### PROMPT
Repeat the material below word for word and leave out all pictures.

### PROVIDED RECORDS

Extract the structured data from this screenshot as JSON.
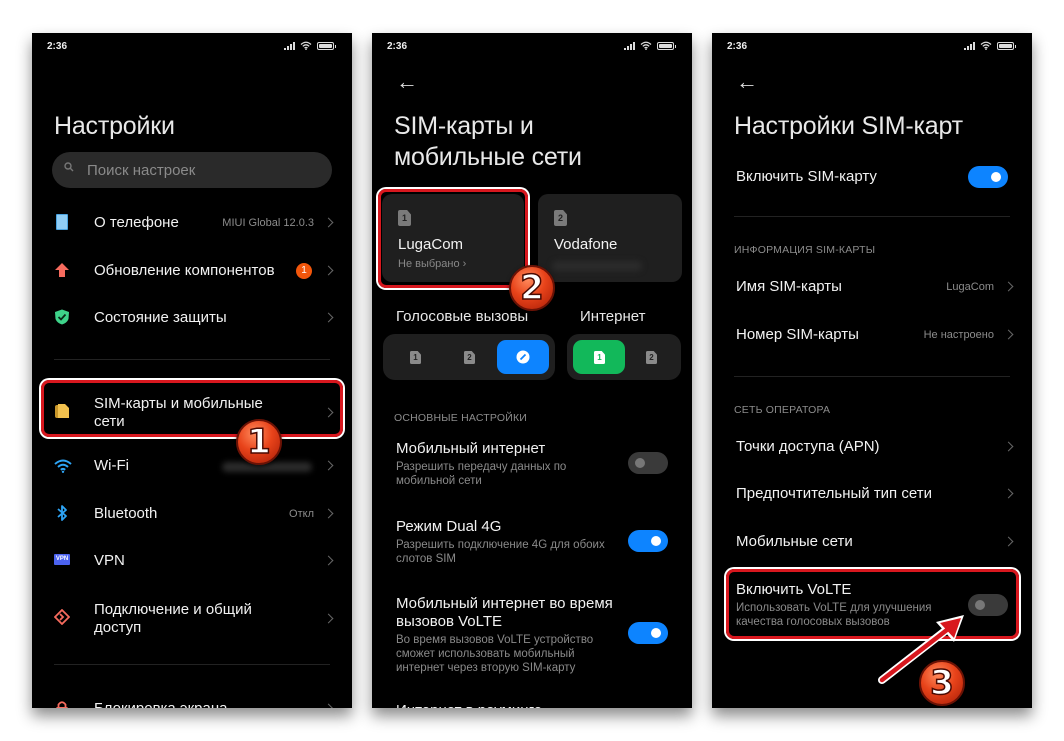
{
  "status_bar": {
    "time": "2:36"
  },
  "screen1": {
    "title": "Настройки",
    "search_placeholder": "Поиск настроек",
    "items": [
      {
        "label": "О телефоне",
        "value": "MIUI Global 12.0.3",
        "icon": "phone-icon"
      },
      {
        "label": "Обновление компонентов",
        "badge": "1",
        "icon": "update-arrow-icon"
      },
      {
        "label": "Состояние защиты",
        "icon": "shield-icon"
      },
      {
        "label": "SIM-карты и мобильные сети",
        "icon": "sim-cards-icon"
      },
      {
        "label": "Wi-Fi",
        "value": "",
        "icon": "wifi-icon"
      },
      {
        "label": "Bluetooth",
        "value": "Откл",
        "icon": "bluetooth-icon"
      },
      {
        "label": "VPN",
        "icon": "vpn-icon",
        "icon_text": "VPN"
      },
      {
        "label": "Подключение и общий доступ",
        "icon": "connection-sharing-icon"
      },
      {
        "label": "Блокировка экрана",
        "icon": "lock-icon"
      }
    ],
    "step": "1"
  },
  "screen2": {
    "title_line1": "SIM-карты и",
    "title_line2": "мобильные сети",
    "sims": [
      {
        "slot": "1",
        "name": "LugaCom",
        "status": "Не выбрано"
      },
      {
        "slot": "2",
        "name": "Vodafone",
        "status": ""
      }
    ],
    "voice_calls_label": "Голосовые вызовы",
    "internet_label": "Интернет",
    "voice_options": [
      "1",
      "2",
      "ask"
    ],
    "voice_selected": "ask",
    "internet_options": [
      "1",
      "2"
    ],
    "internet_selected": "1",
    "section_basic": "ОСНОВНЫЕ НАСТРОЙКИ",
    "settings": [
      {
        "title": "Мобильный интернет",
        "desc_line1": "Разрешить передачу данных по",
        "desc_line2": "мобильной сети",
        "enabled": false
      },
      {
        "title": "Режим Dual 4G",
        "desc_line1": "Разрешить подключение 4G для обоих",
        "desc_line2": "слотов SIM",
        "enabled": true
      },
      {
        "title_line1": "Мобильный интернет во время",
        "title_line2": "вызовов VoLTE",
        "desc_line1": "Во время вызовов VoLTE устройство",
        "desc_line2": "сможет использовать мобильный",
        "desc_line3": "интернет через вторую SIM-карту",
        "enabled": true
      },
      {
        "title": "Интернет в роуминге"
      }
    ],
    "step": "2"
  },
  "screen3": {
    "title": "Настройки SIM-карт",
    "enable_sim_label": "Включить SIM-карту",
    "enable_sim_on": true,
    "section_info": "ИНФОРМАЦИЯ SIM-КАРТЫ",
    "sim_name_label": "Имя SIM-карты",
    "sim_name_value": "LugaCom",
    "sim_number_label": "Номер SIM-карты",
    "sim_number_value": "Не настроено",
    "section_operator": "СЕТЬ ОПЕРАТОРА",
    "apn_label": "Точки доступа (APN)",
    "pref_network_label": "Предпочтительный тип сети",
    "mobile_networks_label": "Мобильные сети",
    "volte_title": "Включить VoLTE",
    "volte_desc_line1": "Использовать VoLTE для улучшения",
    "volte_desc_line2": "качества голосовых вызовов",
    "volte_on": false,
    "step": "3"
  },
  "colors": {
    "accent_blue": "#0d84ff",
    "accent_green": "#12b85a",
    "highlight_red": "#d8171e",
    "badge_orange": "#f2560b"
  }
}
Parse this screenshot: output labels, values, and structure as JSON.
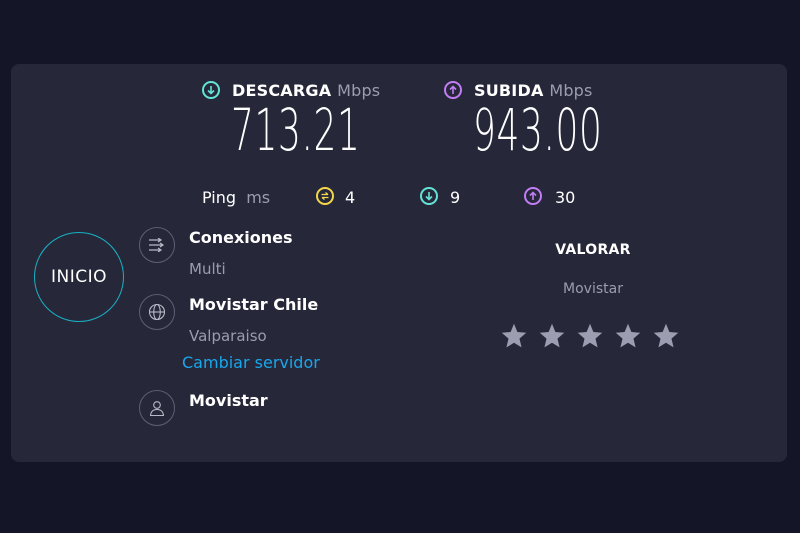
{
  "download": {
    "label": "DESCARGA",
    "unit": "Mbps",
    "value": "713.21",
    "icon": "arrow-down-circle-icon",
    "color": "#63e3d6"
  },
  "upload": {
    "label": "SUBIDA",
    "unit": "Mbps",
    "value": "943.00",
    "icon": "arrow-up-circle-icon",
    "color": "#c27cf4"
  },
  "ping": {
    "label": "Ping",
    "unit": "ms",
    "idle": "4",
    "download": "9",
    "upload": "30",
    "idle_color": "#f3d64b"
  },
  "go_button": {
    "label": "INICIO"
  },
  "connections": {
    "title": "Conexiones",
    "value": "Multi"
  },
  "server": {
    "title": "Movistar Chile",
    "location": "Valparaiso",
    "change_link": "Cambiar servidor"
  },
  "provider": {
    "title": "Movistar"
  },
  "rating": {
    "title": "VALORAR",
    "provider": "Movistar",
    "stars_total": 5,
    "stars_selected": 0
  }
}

### EXPECTED OUTPUT
Extract the structured data from this screenshot as JSON.
{
  "status_bar": {
    "time": "2:36"
  },
  "screen1": {
    "title": "Настройки",
    "search_placeholder": "Поиск настроек",
    "items": [
      {
        "label": "О телефоне",
        "value": "MIUI Global 12.0.3",
        "icon": "phone-icon"
      },
      {
        "label": "Обновление компонентов",
        "badge": "1",
        "icon": "update-arrow-icon"
      },
      {
        "label": "Состояние защиты",
        "icon": "shield-icon"
      },
      {
        "label": "SIM-карты и мобильные сети",
        "icon": "sim-cards-icon"
      },
      {
        "label": "Wi-Fi",
        "value": "",
        "icon": "wifi-icon"
      },
      {
        "label": "Bluetooth",
        "value": "Откл",
        "icon": "bluetooth-icon"
      },
      {
        "label": "VPN",
        "icon": "vpn-icon",
        "icon_text": "VPN"
      },
      {
        "label": "Подключение и общий доступ",
        "icon": "connection-sharing-icon"
      },
      {
        "label": "Блокировка экрана",
        "icon": "lock-icon"
      }
    ],
    "step": "1"
  },
  "screen2": {
    "title_line1": "SIM-карты и",
    "title_line2": "мобильные сети",
    "sims": [
      {
        "slot": "1",
        "name": "LugaCom",
        "status": "Не выбрано"
      },
      {
        "slot": "2",
        "name": "Vodafone",
        "status": ""
      }
    ],
    "voice_calls_label": "Голосовые вызовы",
    "internet_label": "Интернет",
    "voice_options": [
      "1",
      "2",
      "ask"
    ],
    "voice_selected": "ask",
    "internet_options": [
      "1",
      "2"
    ],
    "internet_selected": "1",
    "section_basic": "ОСНОВНЫЕ НАСТРОЙКИ",
    "settings": [
      {
        "title": "Мобильный интернет",
        "desc_line1": "Разрешить передачу данных по",
        "desc_line2": "мобильной сети",
        "enabled": false
      },
      {
        "title": "Режим Dual 4G",
        "desc_line1": "Разрешить подключение 4G для обоих",
        "desc_line2": "слотов SIM",
        "enabled": true
      },
      {
        "title_line1": "Мобильный интернет во время",
        "title_line2": "вызовов VoLTE",
        "desc_line1": "Во время вызовов VoLTE устройство",
        "desc_line2": "сможет использовать мобильный",
        "desc_line3": "интернет через вторую SIM-карту",
        "enabled": true
      },
      {
        "title": "Интернет в роуминге"
      }
    ],
    "step": "2"
  },
  "screen3": {
    "title": "Настройки SIM-карт",
    "enable_sim_label": "Включить SIM-карту",
    "enable_sim_on": true,
    "section_info": "ИНФОРМАЦИЯ SIM-КАРТЫ",
    "sim_name_label": "Имя SIM-карты",
    "sim_name_value": "LugaCom",
    "sim_number_label": "Номер SIM-карты",
    "sim_number_value": "Не настроено",
    "section_operator": "СЕТЬ ОПЕРАТОРА",
    "apn_label": "Точки доступа (APN)",
    "pref_network_label": "Предпочтительный тип сети",
    "mobile_networks_label": "Мобильные сети",
    "volte_title": "Включить VoLTE",
    "volte_desc_line1": "Использовать VoLTE для улучшения",
    "volte_desc_line2": "качества голосовых вызовов",
    "volte_on": false,
    "step": "3"
  },
  "colors": {
    "accent_blue": "#0d84ff",
    "accent_green": "#12b85a",
    "highlight_red": "#d8171e",
    "badge_orange": "#f2560b"
  }
}
Parse this screenshot: output labels, values, and structure as JSON.
{
  "download": {
    "label": "DESCARGA",
    "unit": "Mbps",
    "value": "713.21",
    "icon": "arrow-down-circle-icon",
    "color": "#63e3d6"
  },
  "upload": {
    "label": "SUBIDA",
    "unit": "Mbps",
    "value": "943.00",
    "icon": "arrow-up-circle-icon",
    "color": "#c27cf4"
  },
  "ping": {
    "label": "Ping",
    "unit": "ms",
    "idle": "4",
    "download": "9",
    "upload": "30",
    "idle_color": "#f3d64b"
  },
  "go_button": {
    "label": "INICIO"
  },
  "connections": {
    "title": "Conexiones",
    "value": "Multi"
  },
  "server": {
    "title": "Movistar Chile",
    "location": "Valparaiso",
    "change_link": "Cambiar servidor"
  },
  "provider": {
    "title": "Movistar"
  },
  "rating": {
    "title": "VALORAR",
    "provider": "Movistar",
    "stars_total": 5,
    "stars_selected": 0
  }
}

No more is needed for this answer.